__GIVEN EXERCISE__.
Print the lines from the one containing "List every element" through the one containing "summary-metric-value: 0.4 <box>701", keeping each line unchanged, and stop after that second line.

__INFORMATION SHOWN__.
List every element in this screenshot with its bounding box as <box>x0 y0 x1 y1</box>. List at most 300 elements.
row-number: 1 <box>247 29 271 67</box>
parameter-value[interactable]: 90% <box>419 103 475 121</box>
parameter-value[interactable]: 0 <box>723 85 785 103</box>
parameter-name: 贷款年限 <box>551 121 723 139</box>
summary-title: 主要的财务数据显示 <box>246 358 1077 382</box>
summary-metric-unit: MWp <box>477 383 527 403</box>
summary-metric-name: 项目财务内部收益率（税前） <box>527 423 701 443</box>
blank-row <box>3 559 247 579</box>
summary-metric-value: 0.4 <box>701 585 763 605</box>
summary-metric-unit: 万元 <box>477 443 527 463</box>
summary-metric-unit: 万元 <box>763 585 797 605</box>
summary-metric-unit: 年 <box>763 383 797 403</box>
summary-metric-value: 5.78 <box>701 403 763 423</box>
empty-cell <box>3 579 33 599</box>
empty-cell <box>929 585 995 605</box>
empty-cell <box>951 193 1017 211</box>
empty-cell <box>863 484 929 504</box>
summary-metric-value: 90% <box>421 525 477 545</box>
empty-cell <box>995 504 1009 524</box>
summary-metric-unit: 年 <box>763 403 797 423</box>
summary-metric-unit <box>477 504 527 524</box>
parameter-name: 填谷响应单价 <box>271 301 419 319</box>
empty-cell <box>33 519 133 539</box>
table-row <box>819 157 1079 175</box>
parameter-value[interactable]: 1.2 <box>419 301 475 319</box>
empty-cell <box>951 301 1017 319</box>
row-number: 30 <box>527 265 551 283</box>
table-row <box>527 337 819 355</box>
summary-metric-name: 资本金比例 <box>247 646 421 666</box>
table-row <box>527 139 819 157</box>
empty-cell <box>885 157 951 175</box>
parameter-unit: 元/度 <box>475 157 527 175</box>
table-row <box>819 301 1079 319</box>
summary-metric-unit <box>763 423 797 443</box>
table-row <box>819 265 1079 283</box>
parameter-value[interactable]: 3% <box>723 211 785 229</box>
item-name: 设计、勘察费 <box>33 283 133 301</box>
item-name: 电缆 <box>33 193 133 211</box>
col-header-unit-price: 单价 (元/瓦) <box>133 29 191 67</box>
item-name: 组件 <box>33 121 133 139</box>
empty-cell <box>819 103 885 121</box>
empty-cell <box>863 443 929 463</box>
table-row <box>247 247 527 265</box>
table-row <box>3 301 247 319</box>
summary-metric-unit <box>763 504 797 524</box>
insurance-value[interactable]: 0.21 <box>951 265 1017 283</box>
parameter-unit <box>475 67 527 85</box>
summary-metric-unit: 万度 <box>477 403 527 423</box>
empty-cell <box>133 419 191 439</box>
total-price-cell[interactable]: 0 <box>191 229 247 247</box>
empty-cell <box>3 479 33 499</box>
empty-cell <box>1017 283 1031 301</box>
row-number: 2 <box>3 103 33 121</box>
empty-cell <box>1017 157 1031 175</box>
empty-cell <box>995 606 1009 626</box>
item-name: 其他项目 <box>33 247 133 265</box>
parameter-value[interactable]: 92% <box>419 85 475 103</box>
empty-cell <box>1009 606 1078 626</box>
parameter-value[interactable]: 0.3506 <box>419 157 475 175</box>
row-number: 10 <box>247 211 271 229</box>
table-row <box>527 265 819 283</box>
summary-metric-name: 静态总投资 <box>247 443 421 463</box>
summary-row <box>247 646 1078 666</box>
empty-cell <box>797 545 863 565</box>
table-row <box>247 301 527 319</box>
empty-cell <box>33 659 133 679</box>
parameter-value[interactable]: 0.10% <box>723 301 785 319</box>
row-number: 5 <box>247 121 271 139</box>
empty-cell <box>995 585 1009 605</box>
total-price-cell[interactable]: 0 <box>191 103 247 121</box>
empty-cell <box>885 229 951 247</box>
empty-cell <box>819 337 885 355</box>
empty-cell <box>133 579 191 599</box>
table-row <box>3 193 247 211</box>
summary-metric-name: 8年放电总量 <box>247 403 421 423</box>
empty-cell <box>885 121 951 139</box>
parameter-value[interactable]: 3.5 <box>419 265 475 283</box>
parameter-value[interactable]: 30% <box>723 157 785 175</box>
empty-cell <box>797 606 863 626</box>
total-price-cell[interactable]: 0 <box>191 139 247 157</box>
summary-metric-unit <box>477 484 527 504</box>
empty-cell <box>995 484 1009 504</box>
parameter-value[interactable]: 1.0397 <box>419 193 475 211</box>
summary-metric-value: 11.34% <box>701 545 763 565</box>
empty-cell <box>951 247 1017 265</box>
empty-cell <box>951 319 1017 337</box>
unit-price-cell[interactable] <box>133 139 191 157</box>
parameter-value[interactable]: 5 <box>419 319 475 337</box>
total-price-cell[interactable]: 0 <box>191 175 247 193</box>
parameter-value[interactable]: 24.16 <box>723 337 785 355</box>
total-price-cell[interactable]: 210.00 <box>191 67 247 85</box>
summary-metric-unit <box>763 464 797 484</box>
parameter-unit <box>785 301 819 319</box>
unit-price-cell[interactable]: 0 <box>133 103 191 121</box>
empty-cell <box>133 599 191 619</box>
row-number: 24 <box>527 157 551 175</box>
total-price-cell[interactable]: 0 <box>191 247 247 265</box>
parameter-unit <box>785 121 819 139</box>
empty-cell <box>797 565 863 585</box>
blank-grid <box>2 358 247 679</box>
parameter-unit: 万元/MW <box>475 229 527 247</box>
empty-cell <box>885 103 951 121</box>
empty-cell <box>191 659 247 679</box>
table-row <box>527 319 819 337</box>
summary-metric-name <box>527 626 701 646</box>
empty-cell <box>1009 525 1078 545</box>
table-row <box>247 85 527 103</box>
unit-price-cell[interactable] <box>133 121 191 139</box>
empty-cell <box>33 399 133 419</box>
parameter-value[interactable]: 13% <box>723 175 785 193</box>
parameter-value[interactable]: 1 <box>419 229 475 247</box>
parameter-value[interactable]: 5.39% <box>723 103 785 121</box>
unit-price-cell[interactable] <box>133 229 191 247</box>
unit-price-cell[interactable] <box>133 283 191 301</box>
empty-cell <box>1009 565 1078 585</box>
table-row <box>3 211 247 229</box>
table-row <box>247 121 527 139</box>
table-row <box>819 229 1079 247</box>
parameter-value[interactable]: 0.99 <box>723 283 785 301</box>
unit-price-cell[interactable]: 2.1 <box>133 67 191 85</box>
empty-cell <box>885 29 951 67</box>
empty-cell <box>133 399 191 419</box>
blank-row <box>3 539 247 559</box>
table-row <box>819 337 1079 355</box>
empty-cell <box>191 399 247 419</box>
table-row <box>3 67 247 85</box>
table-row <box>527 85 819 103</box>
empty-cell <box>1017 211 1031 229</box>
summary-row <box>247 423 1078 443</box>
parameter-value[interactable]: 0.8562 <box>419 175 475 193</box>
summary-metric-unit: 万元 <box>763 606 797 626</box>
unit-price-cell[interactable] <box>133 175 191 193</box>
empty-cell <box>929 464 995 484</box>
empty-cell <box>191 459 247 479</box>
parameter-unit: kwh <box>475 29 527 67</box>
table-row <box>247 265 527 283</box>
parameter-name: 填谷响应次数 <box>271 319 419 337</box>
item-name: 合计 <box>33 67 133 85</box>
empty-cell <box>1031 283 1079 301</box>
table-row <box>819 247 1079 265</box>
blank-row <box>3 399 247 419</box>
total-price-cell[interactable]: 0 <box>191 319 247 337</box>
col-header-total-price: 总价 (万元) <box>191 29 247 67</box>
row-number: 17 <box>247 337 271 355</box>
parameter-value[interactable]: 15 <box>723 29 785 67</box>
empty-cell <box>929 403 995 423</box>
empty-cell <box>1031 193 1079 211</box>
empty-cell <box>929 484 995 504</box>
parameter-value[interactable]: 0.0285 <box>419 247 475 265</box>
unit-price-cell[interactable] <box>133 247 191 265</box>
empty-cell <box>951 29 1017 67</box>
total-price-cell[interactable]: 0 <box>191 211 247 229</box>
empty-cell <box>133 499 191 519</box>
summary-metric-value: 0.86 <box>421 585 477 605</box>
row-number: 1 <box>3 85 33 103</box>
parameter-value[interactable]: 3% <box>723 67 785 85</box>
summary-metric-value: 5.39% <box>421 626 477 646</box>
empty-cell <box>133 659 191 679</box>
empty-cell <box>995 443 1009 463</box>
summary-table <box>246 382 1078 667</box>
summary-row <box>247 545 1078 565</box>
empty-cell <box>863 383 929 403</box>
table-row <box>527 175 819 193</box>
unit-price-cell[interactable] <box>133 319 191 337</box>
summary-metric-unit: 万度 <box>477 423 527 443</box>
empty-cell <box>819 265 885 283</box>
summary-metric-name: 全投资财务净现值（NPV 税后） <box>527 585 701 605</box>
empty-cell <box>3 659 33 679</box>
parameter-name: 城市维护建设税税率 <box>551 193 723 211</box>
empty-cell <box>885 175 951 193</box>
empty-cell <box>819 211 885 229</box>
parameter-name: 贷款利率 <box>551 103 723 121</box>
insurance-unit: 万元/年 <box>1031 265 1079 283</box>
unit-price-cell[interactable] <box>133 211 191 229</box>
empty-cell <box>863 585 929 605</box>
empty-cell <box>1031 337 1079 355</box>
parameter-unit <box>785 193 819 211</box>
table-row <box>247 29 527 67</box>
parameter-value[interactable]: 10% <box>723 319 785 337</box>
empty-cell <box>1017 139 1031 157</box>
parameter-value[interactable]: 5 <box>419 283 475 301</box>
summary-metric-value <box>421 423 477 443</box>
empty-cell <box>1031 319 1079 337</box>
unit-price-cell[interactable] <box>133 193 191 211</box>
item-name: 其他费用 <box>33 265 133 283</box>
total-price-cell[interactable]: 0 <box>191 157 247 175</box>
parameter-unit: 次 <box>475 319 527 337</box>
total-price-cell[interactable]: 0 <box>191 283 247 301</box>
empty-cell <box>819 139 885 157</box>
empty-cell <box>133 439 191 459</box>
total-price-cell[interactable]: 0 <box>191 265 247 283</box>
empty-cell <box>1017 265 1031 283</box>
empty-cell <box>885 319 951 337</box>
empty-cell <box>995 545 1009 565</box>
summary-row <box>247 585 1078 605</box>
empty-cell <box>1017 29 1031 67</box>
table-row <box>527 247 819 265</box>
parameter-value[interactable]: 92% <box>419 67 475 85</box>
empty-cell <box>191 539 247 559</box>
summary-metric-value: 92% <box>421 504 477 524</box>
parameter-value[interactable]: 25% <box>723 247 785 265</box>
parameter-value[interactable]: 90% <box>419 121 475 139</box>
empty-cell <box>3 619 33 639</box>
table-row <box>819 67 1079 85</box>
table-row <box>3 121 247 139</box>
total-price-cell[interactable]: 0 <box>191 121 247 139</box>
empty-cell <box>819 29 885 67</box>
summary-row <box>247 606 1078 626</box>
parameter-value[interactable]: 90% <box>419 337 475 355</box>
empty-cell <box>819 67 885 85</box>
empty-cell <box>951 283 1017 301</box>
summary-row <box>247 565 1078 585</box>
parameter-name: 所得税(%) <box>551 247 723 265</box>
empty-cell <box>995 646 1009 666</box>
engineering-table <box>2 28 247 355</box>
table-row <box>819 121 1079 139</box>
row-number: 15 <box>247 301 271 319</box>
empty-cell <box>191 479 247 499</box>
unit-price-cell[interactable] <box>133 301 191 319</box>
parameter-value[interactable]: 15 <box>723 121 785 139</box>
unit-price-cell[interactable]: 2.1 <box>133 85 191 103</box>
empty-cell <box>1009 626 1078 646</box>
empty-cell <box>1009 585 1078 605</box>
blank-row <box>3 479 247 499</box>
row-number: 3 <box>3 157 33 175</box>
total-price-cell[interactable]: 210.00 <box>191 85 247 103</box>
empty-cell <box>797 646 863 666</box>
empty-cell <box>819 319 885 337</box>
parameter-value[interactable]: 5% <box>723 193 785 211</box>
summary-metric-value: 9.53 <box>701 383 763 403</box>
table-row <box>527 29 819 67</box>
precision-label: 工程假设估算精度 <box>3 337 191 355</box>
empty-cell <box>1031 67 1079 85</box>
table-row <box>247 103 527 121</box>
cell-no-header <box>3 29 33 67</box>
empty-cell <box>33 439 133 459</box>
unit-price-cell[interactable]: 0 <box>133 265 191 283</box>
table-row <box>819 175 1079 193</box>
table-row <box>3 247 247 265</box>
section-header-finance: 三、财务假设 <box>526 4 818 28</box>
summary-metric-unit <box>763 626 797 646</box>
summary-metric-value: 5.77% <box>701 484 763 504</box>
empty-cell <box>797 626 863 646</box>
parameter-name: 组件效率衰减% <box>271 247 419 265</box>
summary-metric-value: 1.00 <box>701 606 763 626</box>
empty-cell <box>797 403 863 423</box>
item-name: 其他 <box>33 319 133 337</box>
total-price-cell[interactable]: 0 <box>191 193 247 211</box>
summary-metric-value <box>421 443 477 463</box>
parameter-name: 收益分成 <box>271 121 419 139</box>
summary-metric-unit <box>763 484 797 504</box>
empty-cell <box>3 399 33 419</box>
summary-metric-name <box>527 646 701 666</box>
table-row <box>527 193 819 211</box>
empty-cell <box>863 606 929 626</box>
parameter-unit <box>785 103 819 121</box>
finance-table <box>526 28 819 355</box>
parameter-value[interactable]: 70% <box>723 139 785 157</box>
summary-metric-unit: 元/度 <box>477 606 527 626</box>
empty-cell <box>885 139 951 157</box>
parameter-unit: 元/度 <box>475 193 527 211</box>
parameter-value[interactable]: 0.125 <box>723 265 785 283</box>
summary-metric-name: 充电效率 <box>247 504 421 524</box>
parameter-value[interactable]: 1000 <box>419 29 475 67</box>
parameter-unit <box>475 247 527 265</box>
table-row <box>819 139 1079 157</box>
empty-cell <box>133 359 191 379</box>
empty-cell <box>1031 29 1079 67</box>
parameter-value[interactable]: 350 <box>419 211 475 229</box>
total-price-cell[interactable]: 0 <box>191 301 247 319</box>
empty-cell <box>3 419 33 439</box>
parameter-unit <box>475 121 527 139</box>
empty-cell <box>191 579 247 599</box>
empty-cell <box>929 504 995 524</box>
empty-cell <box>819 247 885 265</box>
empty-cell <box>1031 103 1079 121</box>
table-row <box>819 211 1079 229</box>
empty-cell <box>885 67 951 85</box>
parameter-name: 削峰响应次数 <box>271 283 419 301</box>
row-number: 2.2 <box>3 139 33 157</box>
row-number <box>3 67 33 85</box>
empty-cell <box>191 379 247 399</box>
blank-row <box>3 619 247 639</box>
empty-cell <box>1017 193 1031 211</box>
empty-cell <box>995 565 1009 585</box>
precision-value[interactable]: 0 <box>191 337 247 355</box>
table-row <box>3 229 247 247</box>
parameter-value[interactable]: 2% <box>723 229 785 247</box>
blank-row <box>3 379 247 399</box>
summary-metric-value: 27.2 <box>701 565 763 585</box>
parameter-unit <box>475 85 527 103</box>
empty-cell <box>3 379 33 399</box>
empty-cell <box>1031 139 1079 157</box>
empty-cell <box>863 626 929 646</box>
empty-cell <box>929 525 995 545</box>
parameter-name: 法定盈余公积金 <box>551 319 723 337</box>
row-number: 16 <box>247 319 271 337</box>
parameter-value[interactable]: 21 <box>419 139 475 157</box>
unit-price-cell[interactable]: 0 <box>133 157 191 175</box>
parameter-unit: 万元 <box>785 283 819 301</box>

---

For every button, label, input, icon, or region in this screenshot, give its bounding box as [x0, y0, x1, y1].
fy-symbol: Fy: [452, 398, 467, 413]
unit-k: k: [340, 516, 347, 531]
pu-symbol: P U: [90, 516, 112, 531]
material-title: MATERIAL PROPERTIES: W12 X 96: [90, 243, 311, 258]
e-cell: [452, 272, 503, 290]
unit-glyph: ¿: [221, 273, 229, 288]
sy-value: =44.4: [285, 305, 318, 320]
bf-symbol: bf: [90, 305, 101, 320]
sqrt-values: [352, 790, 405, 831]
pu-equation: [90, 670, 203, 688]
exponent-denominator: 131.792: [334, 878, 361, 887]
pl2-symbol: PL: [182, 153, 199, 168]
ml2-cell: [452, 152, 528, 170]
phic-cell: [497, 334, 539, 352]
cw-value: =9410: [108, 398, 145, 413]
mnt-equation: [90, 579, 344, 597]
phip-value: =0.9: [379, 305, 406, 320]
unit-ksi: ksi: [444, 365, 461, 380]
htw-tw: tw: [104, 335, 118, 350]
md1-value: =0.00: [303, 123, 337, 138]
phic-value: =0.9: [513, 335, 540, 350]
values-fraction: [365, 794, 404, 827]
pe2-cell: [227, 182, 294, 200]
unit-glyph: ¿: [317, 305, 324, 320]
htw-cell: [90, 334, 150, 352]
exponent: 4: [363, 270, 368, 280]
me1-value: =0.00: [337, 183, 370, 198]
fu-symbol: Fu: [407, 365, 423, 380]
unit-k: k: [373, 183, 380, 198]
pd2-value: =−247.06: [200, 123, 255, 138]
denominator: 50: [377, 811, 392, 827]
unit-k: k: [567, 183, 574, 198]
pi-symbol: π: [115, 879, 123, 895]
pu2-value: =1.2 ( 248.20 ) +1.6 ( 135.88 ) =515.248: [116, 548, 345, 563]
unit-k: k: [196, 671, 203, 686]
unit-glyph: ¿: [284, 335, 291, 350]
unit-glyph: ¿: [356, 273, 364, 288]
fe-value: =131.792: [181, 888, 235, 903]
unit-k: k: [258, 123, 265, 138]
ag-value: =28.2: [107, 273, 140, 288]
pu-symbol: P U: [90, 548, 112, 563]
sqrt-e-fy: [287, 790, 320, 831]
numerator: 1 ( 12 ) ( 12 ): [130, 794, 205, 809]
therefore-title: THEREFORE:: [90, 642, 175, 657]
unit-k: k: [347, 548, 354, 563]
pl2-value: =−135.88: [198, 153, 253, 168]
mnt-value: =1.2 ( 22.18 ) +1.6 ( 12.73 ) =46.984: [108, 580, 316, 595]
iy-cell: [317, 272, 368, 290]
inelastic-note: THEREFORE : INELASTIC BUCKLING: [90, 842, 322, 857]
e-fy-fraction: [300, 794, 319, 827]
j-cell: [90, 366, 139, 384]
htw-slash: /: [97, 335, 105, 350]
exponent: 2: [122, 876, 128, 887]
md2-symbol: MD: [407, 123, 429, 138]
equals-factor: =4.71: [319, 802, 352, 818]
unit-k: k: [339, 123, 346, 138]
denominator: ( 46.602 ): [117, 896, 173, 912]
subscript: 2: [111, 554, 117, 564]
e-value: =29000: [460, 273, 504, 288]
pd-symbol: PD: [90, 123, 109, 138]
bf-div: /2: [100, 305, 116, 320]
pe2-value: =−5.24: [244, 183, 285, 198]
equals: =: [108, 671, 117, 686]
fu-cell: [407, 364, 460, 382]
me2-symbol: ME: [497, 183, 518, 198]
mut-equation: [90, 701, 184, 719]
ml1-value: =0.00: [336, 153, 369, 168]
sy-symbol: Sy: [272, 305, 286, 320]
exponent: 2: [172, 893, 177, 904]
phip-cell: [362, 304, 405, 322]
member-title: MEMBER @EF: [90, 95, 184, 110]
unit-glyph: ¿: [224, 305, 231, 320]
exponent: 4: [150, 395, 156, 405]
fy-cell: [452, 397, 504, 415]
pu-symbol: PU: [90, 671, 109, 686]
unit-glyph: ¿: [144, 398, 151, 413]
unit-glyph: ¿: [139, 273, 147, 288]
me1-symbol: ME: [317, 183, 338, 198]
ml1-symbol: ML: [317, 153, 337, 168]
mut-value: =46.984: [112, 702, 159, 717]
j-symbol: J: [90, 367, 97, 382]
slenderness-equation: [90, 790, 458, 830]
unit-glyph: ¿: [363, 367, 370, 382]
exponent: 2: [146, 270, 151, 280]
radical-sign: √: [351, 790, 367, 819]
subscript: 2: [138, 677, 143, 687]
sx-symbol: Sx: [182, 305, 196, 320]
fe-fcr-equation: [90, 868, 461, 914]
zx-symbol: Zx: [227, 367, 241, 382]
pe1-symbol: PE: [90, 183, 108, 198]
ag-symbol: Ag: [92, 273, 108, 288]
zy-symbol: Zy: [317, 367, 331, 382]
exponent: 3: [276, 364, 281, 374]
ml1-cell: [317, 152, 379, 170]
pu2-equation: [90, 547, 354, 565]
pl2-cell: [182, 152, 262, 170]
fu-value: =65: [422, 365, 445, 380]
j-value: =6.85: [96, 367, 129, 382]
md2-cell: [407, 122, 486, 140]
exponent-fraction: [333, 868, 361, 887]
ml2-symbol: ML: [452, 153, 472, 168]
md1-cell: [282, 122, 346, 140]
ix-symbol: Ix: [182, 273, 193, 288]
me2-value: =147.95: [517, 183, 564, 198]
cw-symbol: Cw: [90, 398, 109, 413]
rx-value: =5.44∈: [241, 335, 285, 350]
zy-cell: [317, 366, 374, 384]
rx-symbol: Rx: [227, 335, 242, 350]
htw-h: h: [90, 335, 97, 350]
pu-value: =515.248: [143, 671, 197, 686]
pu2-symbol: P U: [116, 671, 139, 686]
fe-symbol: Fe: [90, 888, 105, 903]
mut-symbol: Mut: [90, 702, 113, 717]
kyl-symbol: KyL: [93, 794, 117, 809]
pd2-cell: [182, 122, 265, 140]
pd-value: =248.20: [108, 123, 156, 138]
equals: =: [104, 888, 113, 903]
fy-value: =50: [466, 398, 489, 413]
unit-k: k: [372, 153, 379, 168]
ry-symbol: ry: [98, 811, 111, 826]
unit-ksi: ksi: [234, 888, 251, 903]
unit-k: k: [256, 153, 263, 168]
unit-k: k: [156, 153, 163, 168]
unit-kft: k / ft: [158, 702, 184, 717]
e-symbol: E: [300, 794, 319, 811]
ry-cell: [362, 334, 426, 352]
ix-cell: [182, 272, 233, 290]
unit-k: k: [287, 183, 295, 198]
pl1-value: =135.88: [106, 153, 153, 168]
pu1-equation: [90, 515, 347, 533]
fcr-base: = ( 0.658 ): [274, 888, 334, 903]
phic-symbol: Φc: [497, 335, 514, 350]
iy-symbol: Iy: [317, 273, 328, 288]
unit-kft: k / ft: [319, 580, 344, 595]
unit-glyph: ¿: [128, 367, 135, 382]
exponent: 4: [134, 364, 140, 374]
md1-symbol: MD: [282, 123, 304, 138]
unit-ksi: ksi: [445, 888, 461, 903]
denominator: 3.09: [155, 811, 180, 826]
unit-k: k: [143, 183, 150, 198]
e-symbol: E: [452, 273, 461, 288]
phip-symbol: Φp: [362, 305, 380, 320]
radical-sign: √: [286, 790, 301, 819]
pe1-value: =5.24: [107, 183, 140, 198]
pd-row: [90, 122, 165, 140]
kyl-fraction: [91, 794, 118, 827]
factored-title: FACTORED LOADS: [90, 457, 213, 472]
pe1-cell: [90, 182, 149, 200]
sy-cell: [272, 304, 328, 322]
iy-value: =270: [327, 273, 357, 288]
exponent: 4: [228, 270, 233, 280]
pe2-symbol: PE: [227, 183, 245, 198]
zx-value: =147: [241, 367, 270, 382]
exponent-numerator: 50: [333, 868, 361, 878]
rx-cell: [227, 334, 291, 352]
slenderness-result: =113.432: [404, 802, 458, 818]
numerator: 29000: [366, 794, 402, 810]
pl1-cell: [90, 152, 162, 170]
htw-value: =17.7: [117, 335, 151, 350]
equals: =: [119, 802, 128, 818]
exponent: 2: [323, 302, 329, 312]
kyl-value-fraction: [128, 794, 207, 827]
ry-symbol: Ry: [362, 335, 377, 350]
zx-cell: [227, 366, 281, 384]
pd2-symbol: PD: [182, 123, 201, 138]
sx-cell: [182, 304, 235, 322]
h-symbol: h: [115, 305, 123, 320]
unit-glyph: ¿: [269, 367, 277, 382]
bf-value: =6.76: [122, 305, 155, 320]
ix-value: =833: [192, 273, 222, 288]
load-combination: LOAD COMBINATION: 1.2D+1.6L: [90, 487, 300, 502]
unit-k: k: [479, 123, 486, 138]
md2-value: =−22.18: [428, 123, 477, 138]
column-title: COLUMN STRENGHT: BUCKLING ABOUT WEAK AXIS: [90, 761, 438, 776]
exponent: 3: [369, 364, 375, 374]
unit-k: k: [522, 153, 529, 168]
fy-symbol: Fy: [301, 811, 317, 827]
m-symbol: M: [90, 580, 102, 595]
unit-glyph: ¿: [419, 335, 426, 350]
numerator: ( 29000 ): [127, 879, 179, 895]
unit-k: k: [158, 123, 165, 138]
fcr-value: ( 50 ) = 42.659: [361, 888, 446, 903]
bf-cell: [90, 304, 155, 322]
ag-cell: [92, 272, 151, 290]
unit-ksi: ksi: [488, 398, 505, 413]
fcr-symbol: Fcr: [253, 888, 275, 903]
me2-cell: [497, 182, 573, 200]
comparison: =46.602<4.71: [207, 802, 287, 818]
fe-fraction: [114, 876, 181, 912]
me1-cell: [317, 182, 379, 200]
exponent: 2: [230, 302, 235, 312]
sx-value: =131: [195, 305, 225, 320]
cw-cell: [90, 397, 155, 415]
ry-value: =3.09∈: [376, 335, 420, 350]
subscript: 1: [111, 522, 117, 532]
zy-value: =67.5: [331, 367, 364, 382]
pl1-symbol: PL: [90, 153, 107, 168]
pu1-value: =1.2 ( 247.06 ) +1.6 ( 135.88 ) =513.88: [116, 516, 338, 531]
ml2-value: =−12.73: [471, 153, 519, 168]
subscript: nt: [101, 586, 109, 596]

__SOLUTION TO THIS PROBLEM__.
List every element in this screenshot with its bounding box as <box>x0 y0 x1 y1</box>. List at most 300 elements.
row-number: 1 <box>247 29 271 67</box>
parameter-value[interactable]: 90% <box>419 103 475 121</box>
parameter-value[interactable]: 0 <box>723 85 785 103</box>
parameter-name: 贷款年限 <box>551 121 723 139</box>
summary-title: 主要的财务数据显示 <box>246 358 1077 382</box>
summary-metric-unit: MWp <box>477 383 527 403</box>
summary-metric-name: 项目财务内部收益率（税前） <box>527 423 701 443</box>
blank-row <box>3 559 247 579</box>
summary-metric-value: 0.4 <box>701 585 763 605</box>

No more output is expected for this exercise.